_RECORDS SHOWN_
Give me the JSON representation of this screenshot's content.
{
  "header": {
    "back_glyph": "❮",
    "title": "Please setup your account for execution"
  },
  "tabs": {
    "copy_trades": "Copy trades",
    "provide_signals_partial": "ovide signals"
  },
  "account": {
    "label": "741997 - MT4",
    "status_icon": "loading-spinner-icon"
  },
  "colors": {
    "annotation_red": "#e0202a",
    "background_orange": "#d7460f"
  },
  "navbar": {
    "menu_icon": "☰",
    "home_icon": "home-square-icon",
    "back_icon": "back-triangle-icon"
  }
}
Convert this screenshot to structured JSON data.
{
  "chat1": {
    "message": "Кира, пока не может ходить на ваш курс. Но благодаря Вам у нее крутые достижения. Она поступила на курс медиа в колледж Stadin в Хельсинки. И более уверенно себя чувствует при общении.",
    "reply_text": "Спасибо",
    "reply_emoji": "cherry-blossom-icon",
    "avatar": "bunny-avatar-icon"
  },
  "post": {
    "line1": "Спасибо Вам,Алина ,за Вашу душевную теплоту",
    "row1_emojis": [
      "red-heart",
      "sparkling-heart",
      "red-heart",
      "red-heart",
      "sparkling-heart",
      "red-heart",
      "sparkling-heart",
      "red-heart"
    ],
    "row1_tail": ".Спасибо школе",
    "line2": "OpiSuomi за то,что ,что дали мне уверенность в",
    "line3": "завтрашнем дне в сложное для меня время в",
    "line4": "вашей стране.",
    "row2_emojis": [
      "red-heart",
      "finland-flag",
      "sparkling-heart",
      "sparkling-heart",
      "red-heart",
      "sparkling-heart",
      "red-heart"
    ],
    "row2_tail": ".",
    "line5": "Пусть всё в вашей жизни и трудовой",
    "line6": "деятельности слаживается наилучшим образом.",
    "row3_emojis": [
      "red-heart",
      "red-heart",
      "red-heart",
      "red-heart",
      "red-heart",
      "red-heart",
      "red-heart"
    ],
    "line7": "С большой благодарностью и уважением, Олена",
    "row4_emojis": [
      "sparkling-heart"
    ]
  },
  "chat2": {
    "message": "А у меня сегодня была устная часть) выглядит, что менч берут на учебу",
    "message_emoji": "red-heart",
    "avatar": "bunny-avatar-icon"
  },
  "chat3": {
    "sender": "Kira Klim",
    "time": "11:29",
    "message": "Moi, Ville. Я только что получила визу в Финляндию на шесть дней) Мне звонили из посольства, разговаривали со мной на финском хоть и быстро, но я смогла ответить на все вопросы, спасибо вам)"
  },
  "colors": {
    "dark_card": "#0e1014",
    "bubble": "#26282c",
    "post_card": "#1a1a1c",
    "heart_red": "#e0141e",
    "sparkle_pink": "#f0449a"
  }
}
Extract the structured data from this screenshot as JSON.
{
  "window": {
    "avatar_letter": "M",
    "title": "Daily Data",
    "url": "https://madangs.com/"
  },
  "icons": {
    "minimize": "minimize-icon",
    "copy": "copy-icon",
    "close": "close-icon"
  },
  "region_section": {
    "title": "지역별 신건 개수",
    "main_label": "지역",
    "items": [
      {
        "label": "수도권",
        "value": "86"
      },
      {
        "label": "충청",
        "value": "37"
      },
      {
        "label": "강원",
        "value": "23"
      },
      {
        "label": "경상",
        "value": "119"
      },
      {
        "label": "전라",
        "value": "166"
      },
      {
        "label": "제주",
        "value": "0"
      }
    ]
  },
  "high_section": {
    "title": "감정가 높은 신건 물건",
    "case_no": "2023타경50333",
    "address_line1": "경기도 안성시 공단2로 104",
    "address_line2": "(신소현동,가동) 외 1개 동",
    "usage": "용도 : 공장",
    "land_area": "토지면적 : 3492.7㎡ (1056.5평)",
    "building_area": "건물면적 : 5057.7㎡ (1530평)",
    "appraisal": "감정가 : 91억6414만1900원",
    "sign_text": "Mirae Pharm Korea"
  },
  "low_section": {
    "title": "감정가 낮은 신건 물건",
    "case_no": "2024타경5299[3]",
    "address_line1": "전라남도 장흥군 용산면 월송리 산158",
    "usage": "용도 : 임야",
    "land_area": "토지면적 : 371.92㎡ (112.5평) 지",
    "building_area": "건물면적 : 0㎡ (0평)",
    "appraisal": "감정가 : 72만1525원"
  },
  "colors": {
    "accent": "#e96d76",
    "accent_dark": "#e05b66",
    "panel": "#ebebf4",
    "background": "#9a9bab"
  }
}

_WORK TO DO_
Write down all the entries again without a single difference.

_COMPLETED TASK_
Give me the JSON representation of this screenshot's content.
{
  "header": {
    "back_glyph": "❮",
    "title": "Please setup your account for execution"
  },
  "tabs": {
    "copy_trades": "Copy trades",
    "provide_signals_partial": "ovide signals"
  },
  "account": {
    "label": "741997 - MT4",
    "status_icon": "loading-spinner-icon"
  },
  "colors": {
    "annotation_red": "#e0202a",
    "background_orange": "#d7460f"
  },
  "navbar": {
    "menu_icon": "☰",
    "home_icon": "home-square-icon",
    "back_icon": "back-triangle-icon"
  }
}
Convert this screenshot to structured JSON data.
{
  "chat1": {
    "message": "Кира, пока не может ходить на ваш курс. Но благодаря Вам у нее крутые достижения. Она поступила на курс медиа в колледж Stadin в Хельсинки. И более уверенно себя чувствует при общении.",
    "reply_text": "Спасибо",
    "reply_emoji": "cherry-blossom-icon",
    "avatar": "bunny-avatar-icon"
  },
  "post": {
    "line1": "Спасибо Вам,Алина ,за Вашу душевную теплоту",
    "row1_emojis": [
      "red-heart",
      "sparkling-heart",
      "red-heart",
      "red-heart",
      "sparkling-heart",
      "red-heart",
      "sparkling-heart",
      "red-heart"
    ],
    "row1_tail": ".Спасибо школе",
    "line2": "OpiSuomi за то,что ,что дали мне уверенность в",
    "line3": "завтрашнем дне в сложное для меня время в",
    "line4": "вашей стране.",
    "row2_emojis": [
      "red-heart",
      "finland-flag",
      "sparkling-heart",
      "sparkling-heart",
      "red-heart",
      "sparkling-heart",
      "red-heart"
    ],
    "row2_tail": ".",
    "line5": "Пусть всё в вашей жизни и трудовой",
    "line6": "деятельности слаживается наилучшим образом.",
    "row3_emojis": [
      "red-heart",
      "red-heart",
      "red-heart",
      "red-heart",
      "red-heart",
      "red-heart",
      "red-heart"
    ],
    "line7": "С большой благодарностью и уважением, Олена",
    "row4_emojis": [
      "sparkling-heart"
    ]
  },
  "chat2": {
    "message": "А у меня сегодня была устная часть) выглядит, что менч берут на учебу",
    "message_emoji": "red-heart",
    "avatar": "bunny-avatar-icon"
  },
  "chat3": {
    "sender": "Kira Klim",
    "time": "11:29",
    "message": "Moi, Ville. Я только что получила визу в Финляндию на шесть дней) Мне звонили из посольства, разговаривали со мной на финском хоть и быстро, но я смогла ответить на все вопросы, спасибо вам)"
  },
  "colors": {
    "dark_card": "#0e1014",
    "bubble": "#26282c",
    "post_card": "#1a1a1c",
    "heart_red": "#e0141e",
    "sparkle_pink": "#f0449a"
  }
}
Extract the structured data from this screenshot as JSON.
{
  "window": {
    "avatar_letter": "M",
    "title": "Daily Data",
    "url": "https://madangs.com/"
  },
  "icons": {
    "minimize": "minimize-icon",
    "copy": "copy-icon",
    "close": "close-icon"
  },
  "region_section": {
    "title": "지역별 신건 개수",
    "main_label": "지역",
    "items": [
      {
        "label": "수도권",
        "value": "86"
      },
      {
        "label": "충청",
        "value": "37"
      },
      {
        "label": "강원",
        "value": "23"
      },
      {
        "label": "경상",
        "value": "119"
      },
      {
        "label": "전라",
        "value": "166"
      },
      {
        "label": "제주",
        "value": "0"
      }
    ]
  },
  "high_section": {
    "title": "감정가 높은 신건 물건",
    "case_no": "2023타경50333",
    "address_line1": "경기도 안성시 공단2로 104",
    "address_line2": "(신소현동,가동) 외 1개 동",
    "usage": "용도 : 공장",
    "land_area": "토지면적 : 3492.7㎡ (1056.5평)",
    "building_area": "건물면적 : 5057.7㎡ (1530평)",
    "appraisal": "감정가 : 91억6414만1900원",
    "sign_text": "Mirae Pharm Korea"
  },
  "low_section": {
    "title": "감정가 낮은 신건 물건",
    "case_no": "2024타경5299[3]",
    "address_line1": "전라남도 장흥군 용산면 월송리 산158",
    "usage": "용도 : 임야",
    "land_area": "토지면적 : 371.92㎡ (112.5평) 지",
    "building_area": "건물면적 : 0㎡ (0평)",
    "appraisal": "감정가 : 72만1525원"
  },
  "colors": {
    "accent": "#e96d76",
    "accent_dark": "#e05b66",
    "panel": "#ebebf4",
    "background": "#9a9bab"
  }
}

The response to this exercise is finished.